> **REQUEST**
Copy out all the entries exactly.

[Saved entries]
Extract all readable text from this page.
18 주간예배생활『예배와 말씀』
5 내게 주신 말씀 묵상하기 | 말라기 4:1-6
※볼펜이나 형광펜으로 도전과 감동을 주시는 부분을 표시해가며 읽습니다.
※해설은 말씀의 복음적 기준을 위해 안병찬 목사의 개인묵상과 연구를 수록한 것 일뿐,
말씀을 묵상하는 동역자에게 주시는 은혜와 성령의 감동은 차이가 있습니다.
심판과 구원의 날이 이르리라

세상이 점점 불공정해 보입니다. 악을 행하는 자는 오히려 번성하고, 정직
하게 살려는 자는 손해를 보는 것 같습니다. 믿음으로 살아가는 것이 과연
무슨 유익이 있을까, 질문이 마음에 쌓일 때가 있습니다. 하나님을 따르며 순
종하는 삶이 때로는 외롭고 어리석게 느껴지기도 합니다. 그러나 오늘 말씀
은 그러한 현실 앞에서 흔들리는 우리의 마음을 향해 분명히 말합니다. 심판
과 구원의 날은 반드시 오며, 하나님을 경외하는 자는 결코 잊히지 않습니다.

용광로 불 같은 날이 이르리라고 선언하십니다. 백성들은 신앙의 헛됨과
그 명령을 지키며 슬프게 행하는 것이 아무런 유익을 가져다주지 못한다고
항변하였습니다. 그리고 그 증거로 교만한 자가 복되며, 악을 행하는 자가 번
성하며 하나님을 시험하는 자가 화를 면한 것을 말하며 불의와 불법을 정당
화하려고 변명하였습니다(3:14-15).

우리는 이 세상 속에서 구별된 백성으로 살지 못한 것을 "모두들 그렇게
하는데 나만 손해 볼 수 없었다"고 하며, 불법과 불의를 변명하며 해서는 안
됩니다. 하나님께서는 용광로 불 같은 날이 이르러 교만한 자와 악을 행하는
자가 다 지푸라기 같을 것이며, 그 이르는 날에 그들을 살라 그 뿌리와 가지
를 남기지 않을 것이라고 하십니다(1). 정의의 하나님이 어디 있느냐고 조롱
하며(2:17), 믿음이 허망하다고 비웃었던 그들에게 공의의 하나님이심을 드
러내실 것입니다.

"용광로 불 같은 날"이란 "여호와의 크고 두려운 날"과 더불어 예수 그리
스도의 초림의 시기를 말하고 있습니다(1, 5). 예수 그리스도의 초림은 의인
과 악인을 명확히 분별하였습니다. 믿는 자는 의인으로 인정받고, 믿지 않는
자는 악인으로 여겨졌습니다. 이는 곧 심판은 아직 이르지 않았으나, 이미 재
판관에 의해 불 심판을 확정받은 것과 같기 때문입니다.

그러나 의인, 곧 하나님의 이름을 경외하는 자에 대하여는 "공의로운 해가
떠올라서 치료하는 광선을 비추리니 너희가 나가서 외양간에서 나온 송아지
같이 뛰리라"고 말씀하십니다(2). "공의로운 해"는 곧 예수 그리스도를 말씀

> **FULL ANSWER**
Extract all readable text from this page.
18 주간예배생활『예배와 말씀』
5 내게 주신 말씀 묵상하기 | 말라기 4:1-6
※볼펜이나 형광펜으로 도전과 감동을 주시는 부분을 표시해가며 읽습니다.
※해설은 말씀의 복음적 기준을 위해 안병찬 목사의 개인묵상과 연구를 수록한 것 일뿐,
말씀을 묵상하는 동역자에게 주시는 은혜와 성령의 감동은 차이가 있습니다.
심판과 구원의 날이 이르리라

세상이 점점 불공정해 보입니다. 악을 행하는 자는 오히려 번성하고, 정직
하게 살려는 자는 손해를 보는 것 같습니다. 믿음으로 살아가는 것이 과연
무슨 유익이 있을까, 질문이 마음에 쌓일 때가 있습니다. 하나님을 따르며 순
종하는 삶이 때로는 외롭고 어리석게 느껴지기도 합니다. 그러나 오늘 말씀
은 그러한 현실 앞에서 흔들리는 우리의 마음을 향해 분명히 말합니다. 심판
과 구원의 날은 반드시 오며, 하나님을 경외하는 자는 결코 잊히지 않습니다.

용광로 불 같은 날이 이르리라고 선언하십니다. 백성들은 신앙의 헛됨과
그 명령을 지키며 슬프게 행하는 것이 아무런 유익을 가져다주지 못한다고
항변하였습니다. 그리고 그 증거로 교만한 자가 복되며, 악을 행하는 자가 번
성하며 하나님을 시험하는 자가 화를 면한 것을 말하며 불의와 불법을 정당
화하려고 변명하였습니다(3:14-15).

우리는 이 세상 속에서 구별된 백성으로 살지 못한 것을 "모두들 그렇게
하는데 나만 손해 볼 수 없었다"고 하며, 불법과 불의를 변명하며 해서는 안
됩니다. 하나님께서는 용광로 불 같은 날이 이르러 교만한 자와 악을 행하는
자가 다 지푸라기 같을 것이며, 그 이르는 날에 그들을 살라 그 뿌리와 가지
를 남기지 않을 것이라고 하십니다(1). 정의의 하나님이 어디 있느냐고 조롱
하며(2:17), 믿음이 허망하다고 비웃었던 그들에게 공의의 하나님이심을 드
러내실 것입니다.

"용광로 불 같은 날"이란 "여호와의 크고 두려운 날"과 더불어 예수 그리
스도의 초림의 시기를 말하고 있습니다(1, 5). 예수 그리스도의 초림은 의인
과 악인을 명확히 분별하였습니다. 믿는 자는 의인으로 인정받고, 믿지 않는
자는 악인으로 여겨졌습니다. 이는 곧 심판은 아직 이르지 않았으나, 이미 재
판관에 의해 불 심판을 확정받은 것과 같기 때문입니다.

그러나 의인, 곧 하나님의 이름을 경외하는 자에 대하여는 "공의로운 해가
떠올라서 치료하는 광선을 비추리니 너희가 나가서 외양간에서 나온 송아지
같이 뛰리라"고 말씀하십니다(2). "공의로운 해"는 곧 예수 그리스도를 말씀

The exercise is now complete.